### INFORMATION SHOWN

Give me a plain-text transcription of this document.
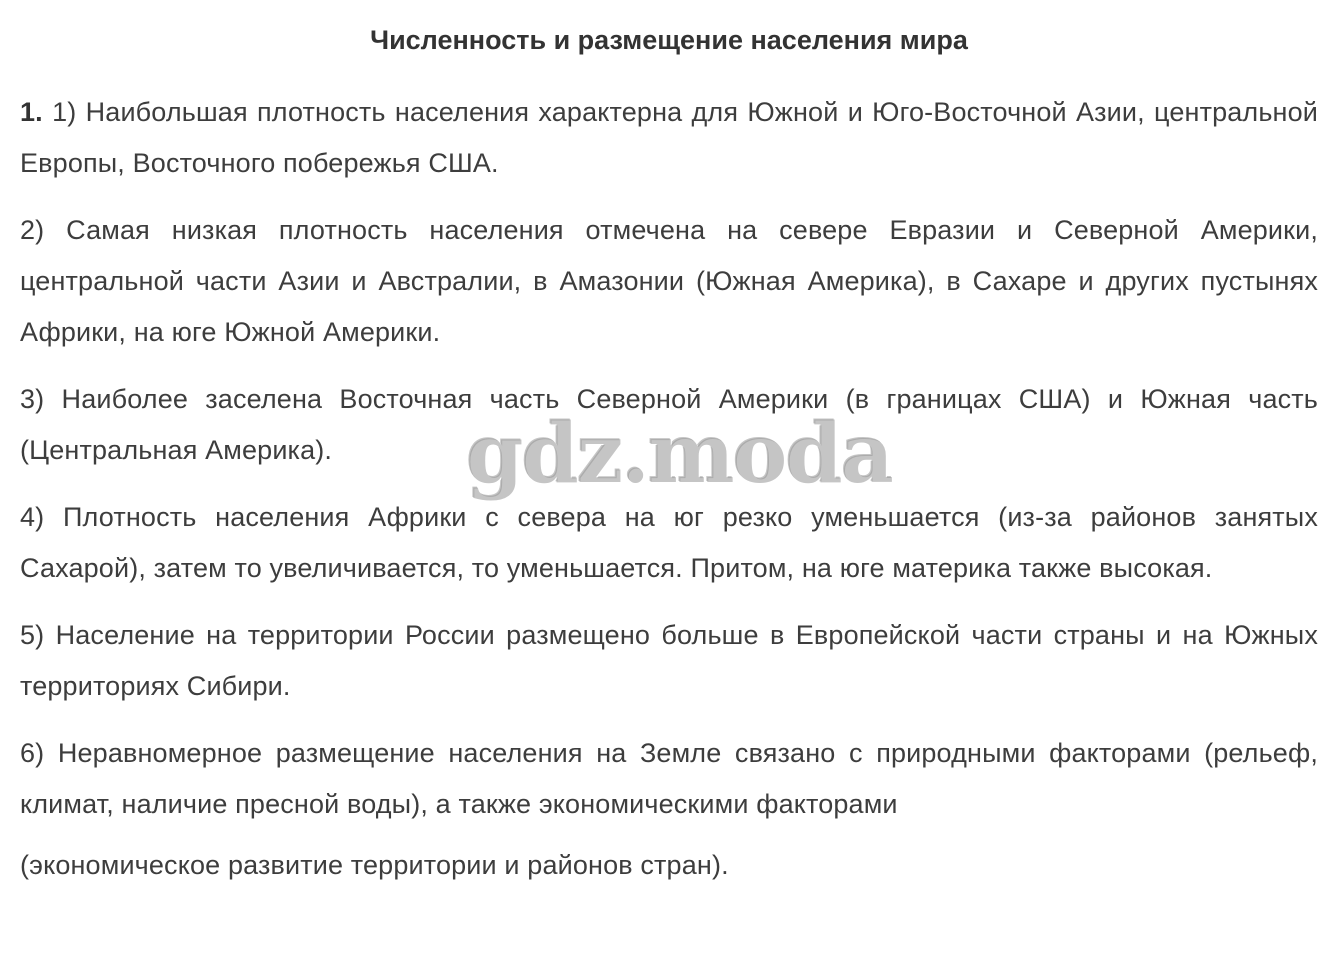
Численность и размещение населения мира

1. 1) Наибольшая плотность населения характерна для Южной и Юго-Восточной Азии, центральной Европы, Восточного побережья США.

2) Самая низкая плотность населения отмечена на севере Евразии и Северной Америки, центральной части Азии и Австралии, в Амазонии (Южная Америка), в Сахаре и других пустынях Африки, на юге Южной Америки.

3) Наиболее заселена Восточная часть Северной Америки (в границах США) и Южная часть (Центральная Америка).

4) Плотность населения Африки с севера на юг резко уменьшается (из-за районов занятых Сахарой), затем то увеличивается, то уменьшается. Притом, на юге материка также высокая.

5) Население на территории России размещено больше в Европейской части страны и на Южных территориях Сибири.

6) Неравномерное размещение населения на Земле связано с природными факторами (рельеф, климат, наличие пресной воды), а также экономическими факторами
(экономическое развитие территории и районов стран).

gdz.moda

### GIVEN INSTRUCTION
Every record above should be written out again without change, except that the pictures are left out.

### FULL ANSWER
Give me a plain-text transcription of this document.
Численность и размещение населения мира

1. 1) Наибольшая плотность населения характерна для Южной и Юго-Восточной Азии, центральной Европы, Восточного побережья США.

2) Самая низкая плотность населения отмечена на севере Евразии и Северной Америки, центральной части Азии и Австралии, в Амазонии (Южная Америка), в Сахаре и других пустынях Африки, на юге Южной Америки.

3) Наиболее заселена Восточная часть Северной Америки (в границах США) и Южная часть (Центральная Америка).

4) Плотность населения Африки с севера на юг резко уменьшается (из-за районов занятых Сахарой), затем то увеличивается, то уменьшается. Притом, на юге материка также высокая.

5) Население на территории России размещено больше в Европейской части страны и на Южных территориях Сибири.

6) Неравномерное размещение населения на Земле связано с природными факторами (рельеф, климат, наличие пресной воды), а также экономическими факторами
(экономическое развитие территории и районов стран).

gdz.moda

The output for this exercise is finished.